* [The task] Every line below must be reproduced exactly. Copy them all.

* [Supplied material]
▼

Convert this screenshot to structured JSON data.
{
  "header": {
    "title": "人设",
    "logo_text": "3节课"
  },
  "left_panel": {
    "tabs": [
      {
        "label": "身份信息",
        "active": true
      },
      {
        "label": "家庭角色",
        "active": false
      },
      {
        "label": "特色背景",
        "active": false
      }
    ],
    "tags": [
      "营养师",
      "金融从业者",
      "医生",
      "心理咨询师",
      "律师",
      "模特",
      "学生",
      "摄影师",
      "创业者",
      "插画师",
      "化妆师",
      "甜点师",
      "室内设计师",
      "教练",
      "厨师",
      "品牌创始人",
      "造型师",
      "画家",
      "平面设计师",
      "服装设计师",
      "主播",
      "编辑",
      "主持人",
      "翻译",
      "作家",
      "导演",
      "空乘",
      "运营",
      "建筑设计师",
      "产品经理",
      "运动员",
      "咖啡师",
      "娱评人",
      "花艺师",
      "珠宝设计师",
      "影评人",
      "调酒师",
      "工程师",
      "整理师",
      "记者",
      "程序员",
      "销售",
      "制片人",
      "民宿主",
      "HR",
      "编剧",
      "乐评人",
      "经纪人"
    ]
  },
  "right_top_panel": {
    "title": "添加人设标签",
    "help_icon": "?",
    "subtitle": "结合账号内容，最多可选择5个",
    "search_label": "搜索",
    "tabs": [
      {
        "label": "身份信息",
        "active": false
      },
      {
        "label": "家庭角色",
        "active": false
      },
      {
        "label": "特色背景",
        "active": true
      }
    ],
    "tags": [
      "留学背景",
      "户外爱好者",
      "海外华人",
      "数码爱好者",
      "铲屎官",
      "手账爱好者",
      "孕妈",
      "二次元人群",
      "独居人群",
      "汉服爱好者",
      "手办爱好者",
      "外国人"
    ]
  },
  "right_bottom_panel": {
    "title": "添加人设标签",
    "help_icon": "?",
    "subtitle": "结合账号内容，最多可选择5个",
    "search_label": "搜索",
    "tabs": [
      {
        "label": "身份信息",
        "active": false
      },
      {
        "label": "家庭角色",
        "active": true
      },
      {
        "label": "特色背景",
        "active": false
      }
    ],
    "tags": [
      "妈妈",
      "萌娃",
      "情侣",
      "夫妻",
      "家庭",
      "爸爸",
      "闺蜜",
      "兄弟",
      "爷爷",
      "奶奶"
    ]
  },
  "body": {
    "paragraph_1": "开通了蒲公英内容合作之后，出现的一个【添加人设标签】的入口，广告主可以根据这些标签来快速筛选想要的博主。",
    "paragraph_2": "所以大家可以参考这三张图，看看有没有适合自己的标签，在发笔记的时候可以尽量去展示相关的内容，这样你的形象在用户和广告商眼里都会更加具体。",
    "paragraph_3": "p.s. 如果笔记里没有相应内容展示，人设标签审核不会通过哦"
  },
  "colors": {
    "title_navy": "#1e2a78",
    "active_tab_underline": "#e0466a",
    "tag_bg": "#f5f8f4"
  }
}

▲

* [Exercise response]
Convert this screenshot to structured JSON data.
{
  "header": {
    "title": "人设",
    "logo_text": "3节课"
  },
  "left_panel": {
    "tabs": [
      {
        "label": "身份信息",
        "active": true
      },
      {
        "label": "家庭角色",
        "active": false
      },
      {
        "label": "特色背景",
        "active": false
      }
    ],
    "tags": [
      "营养师",
      "金融从业者",
      "医生",
      "心理咨询师",
      "律师",
      "模特",
      "学生",
      "摄影师",
      "创业者",
      "插画师",
      "化妆师",
      "甜点师",
      "室内设计师",
      "教练",
      "厨师",
      "品牌创始人",
      "造型师",
      "画家",
      "平面设计师",
      "服装设计师",
      "主播",
      "编辑",
      "主持人",
      "翻译",
      "作家",
      "导演",
      "空乘",
      "运营",
      "建筑设计师",
      "产品经理",
      "运动员",
      "咖啡师",
      "娱评人",
      "花艺师",
      "珠宝设计师",
      "影评人",
      "调酒师",
      "工程师",
      "整理师",
      "记者",
      "程序员",
      "销售",
      "制片人",
      "民宿主",
      "HR",
      "编剧",
      "乐评人",
      "经纪人"
    ]
  },
  "right_top_panel": {
    "title": "添加人设标签",
    "help_icon": "?",
    "subtitle": "结合账号内容，最多可选择5个",
    "search_label": "搜索",
    "tabs": [
      {
        "label": "身份信息",
        "active": false
      },
      {
        "label": "家庭角色",
        "active": false
      },
      {
        "label": "特色背景",
        "active": true
      }
    ],
    "tags": [
      "留学背景",
      "户外爱好者",
      "海外华人",
      "数码爱好者",
      "铲屎官",
      "手账爱好者",
      "孕妈",
      "二次元人群",
      "独居人群",
      "汉服爱好者",
      "手办爱好者",
      "外国人"
    ]
  },
  "right_bottom_panel": {
    "title": "添加人设标签",
    "help_icon": "?",
    "subtitle": "结合账号内容，最多可选择5个",
    "search_label": "搜索",
    "tabs": [
      {
        "label": "身份信息",
        "active": false
      },
      {
        "label": "家庭角色",
        "active": true
      },
      {
        "label": "特色背景",
        "active": false
      }
    ],
    "tags": [
      "妈妈",
      "萌娃",
      "情侣",
      "夫妻",
      "家庭",
      "爸爸",
      "闺蜜",
      "兄弟",
      "爷爷",
      "奶奶"
    ]
  },
  "body": {
    "paragraph_1": "开通了蒲公英内容合作之后，出现的一个【添加人设标签】的入口，广告主可以根据这些标签来快速筛选想要的博主。",
    "paragraph_2": "所以大家可以参考这三张图，看看有没有适合自己的标签，在发笔记的时候可以尽量去展示相关的内容，这样你的形象在用户和广告商眼里都会更加具体。",
    "paragraph_3": "p.s. 如果笔记里没有相应内容展示，人设标签审核不会通过哦"
  },
  "colors": {
    "title_navy": "#1e2a78",
    "active_tab_underline": "#e0466a",
    "tag_bg": "#f5f8f4"
  }
}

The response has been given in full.